EXERCISE TASK: Locate each line containing the string "title" and copy it out.

Figure contents as structured data
— start —
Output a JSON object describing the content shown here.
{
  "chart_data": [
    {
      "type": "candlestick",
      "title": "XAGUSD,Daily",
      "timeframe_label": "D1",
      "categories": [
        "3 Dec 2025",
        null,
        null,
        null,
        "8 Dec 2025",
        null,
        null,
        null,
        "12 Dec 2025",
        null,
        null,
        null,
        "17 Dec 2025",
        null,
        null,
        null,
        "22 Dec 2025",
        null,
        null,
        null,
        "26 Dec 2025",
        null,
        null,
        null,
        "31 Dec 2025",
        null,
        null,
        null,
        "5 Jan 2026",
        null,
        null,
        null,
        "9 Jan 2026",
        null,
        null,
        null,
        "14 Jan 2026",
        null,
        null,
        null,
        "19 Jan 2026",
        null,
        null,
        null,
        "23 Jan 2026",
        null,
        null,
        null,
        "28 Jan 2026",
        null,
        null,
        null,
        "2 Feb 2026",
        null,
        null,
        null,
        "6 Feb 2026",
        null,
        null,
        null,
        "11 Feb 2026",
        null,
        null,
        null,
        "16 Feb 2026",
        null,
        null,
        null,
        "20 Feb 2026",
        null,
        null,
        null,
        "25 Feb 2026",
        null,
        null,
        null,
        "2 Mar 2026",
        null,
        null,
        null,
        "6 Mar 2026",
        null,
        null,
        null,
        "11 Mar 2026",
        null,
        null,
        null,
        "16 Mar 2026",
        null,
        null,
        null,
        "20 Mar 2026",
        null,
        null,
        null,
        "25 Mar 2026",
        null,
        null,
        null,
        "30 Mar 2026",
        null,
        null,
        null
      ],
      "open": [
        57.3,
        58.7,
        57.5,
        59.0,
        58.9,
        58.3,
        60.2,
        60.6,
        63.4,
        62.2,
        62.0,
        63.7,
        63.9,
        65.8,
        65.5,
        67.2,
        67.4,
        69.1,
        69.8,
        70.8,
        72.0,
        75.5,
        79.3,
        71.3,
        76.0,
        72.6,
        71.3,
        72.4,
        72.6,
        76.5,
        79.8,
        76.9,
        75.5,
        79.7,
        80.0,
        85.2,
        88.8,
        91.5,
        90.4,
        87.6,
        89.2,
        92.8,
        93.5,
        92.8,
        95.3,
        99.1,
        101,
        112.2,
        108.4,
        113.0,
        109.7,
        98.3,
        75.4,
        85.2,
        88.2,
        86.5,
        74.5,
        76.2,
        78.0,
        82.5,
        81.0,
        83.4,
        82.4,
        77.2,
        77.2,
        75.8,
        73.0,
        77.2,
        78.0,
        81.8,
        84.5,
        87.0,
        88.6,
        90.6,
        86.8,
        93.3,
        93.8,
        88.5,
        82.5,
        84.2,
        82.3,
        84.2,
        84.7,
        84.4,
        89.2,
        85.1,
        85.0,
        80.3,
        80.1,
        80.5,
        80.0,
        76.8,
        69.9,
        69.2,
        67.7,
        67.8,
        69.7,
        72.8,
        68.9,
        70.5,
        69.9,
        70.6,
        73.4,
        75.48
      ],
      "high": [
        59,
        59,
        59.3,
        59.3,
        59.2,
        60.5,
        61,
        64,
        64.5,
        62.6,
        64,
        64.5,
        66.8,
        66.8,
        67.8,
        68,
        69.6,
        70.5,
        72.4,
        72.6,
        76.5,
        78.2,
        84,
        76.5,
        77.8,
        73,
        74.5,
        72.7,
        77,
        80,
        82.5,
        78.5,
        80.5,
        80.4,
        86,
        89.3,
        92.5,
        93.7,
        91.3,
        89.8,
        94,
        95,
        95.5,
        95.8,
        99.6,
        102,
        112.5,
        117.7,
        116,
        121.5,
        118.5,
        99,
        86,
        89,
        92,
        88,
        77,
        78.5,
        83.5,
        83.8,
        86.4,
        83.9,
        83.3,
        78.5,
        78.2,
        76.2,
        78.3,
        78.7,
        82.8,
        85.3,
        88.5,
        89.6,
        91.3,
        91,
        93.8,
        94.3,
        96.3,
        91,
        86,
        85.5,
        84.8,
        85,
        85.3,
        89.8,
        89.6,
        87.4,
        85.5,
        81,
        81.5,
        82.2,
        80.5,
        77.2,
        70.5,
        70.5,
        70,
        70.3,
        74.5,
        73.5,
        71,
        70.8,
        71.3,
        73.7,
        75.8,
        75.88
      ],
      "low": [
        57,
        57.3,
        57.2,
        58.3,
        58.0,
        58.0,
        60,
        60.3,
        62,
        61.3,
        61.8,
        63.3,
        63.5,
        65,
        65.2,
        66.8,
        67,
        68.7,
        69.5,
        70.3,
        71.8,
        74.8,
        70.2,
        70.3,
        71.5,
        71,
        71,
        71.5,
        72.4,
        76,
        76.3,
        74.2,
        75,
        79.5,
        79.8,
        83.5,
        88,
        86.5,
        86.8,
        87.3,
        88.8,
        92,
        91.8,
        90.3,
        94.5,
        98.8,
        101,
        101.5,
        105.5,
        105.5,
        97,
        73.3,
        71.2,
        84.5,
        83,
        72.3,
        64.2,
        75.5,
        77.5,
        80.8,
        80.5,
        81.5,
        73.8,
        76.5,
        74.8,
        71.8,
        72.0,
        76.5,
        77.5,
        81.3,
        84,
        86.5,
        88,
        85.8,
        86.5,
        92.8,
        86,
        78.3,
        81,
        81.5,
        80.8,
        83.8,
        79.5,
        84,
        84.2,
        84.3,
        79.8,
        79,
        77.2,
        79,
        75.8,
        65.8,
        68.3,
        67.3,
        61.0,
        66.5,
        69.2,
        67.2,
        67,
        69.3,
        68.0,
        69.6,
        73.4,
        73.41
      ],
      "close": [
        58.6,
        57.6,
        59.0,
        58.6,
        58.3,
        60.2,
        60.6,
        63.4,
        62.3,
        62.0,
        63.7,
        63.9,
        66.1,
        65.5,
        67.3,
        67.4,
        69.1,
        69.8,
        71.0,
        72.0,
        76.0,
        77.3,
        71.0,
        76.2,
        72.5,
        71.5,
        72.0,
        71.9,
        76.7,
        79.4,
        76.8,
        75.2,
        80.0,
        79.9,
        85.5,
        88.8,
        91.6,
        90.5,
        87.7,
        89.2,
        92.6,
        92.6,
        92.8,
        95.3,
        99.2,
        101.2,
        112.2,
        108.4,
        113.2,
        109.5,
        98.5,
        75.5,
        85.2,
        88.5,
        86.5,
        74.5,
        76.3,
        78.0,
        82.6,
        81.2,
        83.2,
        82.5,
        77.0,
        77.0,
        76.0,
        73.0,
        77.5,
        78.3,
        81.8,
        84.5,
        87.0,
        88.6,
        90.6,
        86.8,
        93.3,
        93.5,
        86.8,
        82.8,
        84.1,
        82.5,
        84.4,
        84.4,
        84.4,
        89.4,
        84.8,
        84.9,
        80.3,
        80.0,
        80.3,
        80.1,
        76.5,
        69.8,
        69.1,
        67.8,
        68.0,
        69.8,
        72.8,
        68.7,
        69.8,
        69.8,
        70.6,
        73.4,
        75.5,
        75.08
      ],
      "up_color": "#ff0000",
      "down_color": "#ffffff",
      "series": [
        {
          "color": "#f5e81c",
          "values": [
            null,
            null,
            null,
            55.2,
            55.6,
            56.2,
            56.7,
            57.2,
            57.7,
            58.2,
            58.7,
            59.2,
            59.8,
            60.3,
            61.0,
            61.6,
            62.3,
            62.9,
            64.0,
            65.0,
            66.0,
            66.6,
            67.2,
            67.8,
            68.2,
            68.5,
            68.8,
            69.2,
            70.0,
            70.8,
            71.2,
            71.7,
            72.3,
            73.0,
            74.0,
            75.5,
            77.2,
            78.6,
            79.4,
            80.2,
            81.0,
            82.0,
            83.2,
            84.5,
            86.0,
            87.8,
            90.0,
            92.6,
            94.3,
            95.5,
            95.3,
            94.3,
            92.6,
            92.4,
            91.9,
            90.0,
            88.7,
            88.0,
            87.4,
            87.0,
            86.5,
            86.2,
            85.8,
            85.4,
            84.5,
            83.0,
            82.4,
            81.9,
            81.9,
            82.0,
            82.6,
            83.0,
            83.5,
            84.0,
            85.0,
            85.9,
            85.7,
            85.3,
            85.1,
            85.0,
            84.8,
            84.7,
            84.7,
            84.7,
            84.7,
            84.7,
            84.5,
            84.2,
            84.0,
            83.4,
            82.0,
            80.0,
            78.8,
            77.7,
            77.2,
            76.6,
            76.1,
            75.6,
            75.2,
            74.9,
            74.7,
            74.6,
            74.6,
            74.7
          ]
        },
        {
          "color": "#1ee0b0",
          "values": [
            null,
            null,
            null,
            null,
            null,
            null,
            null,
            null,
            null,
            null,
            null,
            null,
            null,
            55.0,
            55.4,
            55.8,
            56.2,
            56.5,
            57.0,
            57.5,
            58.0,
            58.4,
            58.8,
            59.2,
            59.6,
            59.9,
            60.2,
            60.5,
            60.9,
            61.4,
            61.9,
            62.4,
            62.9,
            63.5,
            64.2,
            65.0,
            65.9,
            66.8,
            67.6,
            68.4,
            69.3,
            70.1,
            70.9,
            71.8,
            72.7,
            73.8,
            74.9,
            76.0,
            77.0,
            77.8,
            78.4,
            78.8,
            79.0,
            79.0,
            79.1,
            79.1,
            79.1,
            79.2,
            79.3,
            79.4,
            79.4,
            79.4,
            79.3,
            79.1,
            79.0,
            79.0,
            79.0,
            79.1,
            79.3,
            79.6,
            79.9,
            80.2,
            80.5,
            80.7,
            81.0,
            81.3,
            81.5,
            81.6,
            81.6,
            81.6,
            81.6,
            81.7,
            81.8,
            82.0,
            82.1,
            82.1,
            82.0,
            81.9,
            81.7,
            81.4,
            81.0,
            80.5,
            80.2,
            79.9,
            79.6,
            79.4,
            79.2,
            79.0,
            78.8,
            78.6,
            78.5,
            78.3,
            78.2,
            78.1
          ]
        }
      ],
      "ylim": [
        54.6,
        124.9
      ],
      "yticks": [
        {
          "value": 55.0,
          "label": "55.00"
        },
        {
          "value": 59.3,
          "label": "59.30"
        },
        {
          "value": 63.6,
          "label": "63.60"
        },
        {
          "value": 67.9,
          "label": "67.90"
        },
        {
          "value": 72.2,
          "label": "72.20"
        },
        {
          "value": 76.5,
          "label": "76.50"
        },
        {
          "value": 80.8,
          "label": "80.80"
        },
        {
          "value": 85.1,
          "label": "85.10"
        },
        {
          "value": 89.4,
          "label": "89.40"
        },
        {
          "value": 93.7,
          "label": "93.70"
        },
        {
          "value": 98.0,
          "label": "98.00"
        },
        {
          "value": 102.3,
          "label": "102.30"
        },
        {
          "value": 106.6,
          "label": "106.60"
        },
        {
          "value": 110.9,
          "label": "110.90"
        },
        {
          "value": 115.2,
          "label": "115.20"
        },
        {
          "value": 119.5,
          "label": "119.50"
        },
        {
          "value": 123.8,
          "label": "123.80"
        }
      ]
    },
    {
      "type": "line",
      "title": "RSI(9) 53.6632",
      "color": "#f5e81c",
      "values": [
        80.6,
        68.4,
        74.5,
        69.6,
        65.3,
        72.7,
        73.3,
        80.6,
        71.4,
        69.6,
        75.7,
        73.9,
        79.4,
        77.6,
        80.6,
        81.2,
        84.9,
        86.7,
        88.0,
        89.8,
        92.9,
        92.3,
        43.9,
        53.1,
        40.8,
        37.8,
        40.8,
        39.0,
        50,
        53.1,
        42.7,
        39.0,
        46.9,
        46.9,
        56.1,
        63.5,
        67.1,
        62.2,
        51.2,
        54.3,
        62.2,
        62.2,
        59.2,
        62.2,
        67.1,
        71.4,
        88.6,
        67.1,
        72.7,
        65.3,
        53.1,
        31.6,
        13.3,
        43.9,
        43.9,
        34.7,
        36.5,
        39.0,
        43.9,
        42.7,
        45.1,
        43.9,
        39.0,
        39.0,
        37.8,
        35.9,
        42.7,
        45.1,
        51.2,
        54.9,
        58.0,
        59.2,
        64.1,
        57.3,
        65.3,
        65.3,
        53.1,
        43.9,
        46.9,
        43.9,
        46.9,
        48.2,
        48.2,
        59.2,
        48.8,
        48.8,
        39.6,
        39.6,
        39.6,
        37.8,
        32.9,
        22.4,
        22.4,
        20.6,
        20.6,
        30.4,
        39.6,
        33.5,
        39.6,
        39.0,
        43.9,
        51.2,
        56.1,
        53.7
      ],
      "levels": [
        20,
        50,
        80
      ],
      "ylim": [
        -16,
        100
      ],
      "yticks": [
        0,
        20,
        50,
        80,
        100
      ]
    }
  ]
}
— end —
THE OUTPUT:
      "title": "XAGUSD,Daily",
      "title": "RSI(9) 53.6632",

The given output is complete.